**GIVEN REQUEST:**
Please copy word for word the entries from the start of the records through the line holding "colorbar-swatch[interactable] [465,503,497,520]", inclusive.

**SUPPLIED MATERIAL:**
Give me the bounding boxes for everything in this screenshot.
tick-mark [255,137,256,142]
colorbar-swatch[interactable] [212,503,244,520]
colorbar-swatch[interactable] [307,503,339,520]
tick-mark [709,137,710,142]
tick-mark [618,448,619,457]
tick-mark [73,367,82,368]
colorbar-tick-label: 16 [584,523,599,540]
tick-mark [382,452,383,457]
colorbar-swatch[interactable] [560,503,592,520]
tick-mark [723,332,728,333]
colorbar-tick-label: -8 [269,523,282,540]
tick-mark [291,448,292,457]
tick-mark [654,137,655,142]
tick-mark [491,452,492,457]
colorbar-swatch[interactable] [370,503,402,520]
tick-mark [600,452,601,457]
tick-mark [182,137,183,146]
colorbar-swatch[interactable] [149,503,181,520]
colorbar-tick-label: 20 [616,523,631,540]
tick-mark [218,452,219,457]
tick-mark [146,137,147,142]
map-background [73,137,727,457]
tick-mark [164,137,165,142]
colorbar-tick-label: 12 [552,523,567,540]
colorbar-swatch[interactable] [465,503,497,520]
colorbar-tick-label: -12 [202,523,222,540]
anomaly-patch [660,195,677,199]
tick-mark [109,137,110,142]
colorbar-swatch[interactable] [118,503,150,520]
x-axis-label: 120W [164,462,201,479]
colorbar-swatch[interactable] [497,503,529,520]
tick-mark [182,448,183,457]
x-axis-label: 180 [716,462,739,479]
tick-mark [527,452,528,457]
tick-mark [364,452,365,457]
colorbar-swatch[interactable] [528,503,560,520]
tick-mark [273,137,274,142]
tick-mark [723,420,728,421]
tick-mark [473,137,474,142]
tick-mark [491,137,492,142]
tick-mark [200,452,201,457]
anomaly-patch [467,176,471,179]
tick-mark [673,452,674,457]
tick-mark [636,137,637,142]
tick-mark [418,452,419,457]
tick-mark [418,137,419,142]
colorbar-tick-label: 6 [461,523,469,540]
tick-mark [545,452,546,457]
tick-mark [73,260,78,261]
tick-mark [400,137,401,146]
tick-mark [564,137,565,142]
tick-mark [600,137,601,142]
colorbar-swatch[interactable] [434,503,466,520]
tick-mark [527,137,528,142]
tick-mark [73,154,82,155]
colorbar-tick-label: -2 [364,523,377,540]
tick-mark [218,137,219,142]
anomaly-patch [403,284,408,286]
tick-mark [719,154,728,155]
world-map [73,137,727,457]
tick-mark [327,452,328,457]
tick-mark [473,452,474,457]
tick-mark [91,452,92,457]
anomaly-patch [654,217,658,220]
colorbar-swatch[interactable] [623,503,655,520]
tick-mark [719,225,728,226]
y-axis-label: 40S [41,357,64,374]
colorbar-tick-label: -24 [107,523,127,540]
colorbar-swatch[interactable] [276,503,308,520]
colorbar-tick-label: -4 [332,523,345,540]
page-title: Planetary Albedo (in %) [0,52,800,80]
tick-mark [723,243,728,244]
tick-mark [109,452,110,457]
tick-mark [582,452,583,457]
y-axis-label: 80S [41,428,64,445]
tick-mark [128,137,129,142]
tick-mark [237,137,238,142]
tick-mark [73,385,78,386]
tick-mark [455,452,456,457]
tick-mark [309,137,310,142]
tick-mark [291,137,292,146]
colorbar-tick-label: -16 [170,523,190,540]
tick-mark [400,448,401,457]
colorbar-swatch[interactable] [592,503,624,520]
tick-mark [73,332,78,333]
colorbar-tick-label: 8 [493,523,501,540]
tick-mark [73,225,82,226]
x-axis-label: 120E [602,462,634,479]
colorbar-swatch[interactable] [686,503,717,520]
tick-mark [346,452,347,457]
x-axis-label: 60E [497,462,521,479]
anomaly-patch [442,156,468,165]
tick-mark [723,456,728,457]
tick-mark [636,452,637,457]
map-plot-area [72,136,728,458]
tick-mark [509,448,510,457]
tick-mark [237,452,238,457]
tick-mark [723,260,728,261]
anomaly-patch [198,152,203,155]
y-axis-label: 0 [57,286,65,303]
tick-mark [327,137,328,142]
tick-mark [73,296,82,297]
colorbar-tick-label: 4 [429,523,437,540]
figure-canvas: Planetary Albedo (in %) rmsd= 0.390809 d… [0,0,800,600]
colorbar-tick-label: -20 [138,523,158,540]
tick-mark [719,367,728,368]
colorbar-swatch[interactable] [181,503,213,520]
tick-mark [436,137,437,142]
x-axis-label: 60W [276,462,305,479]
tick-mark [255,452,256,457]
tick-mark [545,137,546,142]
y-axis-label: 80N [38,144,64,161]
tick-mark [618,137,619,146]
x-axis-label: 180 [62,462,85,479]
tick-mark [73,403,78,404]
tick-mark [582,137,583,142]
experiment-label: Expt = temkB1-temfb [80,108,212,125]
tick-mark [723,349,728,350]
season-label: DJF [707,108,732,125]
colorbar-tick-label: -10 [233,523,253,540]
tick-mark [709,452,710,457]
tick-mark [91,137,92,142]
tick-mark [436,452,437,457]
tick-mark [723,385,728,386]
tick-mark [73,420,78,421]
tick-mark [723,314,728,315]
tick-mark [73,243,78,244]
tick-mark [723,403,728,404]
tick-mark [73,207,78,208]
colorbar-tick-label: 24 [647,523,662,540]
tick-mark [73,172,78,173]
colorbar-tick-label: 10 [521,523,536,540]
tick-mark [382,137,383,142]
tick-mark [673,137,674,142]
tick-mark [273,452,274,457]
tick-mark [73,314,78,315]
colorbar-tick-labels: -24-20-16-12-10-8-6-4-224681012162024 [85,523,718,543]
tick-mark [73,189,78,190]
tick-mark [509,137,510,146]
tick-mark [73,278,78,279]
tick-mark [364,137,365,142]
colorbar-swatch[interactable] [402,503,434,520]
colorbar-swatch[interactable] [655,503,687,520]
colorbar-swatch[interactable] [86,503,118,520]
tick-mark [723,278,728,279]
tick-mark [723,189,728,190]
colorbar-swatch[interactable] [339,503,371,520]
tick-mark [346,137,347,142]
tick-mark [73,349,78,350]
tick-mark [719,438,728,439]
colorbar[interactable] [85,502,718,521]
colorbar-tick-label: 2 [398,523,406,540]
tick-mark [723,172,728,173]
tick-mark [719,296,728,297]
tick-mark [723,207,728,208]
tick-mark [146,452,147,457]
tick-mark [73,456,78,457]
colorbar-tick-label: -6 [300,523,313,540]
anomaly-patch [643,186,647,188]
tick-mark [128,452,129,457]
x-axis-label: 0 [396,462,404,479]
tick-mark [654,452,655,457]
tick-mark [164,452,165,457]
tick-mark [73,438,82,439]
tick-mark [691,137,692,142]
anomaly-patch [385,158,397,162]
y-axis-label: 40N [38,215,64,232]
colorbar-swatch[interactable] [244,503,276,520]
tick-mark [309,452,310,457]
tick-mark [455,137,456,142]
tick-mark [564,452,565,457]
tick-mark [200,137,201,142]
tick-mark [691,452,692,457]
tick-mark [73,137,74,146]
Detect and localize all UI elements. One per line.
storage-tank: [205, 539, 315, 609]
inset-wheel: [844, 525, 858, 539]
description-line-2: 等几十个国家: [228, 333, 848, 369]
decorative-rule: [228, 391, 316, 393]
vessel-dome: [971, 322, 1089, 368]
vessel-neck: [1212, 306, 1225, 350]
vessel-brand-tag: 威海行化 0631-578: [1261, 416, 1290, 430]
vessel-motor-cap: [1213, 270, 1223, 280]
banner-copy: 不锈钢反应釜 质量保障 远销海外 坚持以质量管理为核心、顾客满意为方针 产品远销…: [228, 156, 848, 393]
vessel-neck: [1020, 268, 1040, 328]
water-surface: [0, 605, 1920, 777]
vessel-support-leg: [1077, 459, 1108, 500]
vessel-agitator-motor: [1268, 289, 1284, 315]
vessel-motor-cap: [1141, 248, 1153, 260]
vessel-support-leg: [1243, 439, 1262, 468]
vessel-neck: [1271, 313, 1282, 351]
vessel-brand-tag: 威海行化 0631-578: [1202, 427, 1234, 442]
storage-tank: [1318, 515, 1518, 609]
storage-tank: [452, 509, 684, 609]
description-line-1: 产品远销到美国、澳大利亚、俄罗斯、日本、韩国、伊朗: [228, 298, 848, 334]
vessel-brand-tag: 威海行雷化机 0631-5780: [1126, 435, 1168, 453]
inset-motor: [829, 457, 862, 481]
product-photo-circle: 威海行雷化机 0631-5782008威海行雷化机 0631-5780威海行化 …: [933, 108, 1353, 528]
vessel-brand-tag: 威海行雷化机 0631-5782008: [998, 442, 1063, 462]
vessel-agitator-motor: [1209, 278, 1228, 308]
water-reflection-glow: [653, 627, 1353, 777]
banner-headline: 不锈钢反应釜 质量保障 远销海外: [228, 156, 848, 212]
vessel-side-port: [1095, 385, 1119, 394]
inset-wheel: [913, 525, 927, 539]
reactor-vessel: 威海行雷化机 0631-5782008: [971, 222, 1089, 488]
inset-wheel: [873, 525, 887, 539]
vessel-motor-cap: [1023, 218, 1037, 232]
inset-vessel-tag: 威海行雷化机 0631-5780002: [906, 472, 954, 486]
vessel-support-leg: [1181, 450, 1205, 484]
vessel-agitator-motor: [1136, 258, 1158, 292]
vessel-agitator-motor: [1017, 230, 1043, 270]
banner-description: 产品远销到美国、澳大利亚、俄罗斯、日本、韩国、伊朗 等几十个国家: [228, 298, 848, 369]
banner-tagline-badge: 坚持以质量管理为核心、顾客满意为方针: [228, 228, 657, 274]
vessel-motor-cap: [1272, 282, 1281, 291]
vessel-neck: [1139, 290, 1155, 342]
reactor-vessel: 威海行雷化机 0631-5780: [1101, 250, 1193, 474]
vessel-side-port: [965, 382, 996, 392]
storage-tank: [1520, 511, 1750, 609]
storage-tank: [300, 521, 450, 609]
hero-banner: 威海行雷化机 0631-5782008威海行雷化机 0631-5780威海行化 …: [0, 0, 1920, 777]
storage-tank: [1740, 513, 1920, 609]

**FINISHED EXERCISE:**
Give me the bounding boxes for everything in this screenshot.
tick-mark [255,137,256,142]
colorbar-swatch[interactable] [212,503,244,520]
colorbar-swatch[interactable] [307,503,339,520]
tick-mark [709,137,710,142]
tick-mark [618,448,619,457]
tick-mark [73,367,82,368]
colorbar-tick-label: 16 [584,523,599,540]
tick-mark [382,452,383,457]
colorbar-swatch[interactable] [560,503,592,520]
tick-mark [723,332,728,333]
colorbar-tick-label: -8 [269,523,282,540]
tick-mark [291,448,292,457]
tick-mark [654,137,655,142]
tick-mark [491,452,492,457]
colorbar-swatch[interactable] [370,503,402,520]
tick-mark [600,452,601,457]
tick-mark [182,137,183,146]
colorbar-swatch[interactable] [149,503,181,520]
colorbar-tick-label: 20 [616,523,631,540]
tick-mark [218,452,219,457]
tick-mark [146,137,147,142]
map-background [73,137,727,457]
tick-mark [164,137,165,142]
colorbar-tick-label: 12 [552,523,567,540]
colorbar-swatch[interactable] [465,503,497,520]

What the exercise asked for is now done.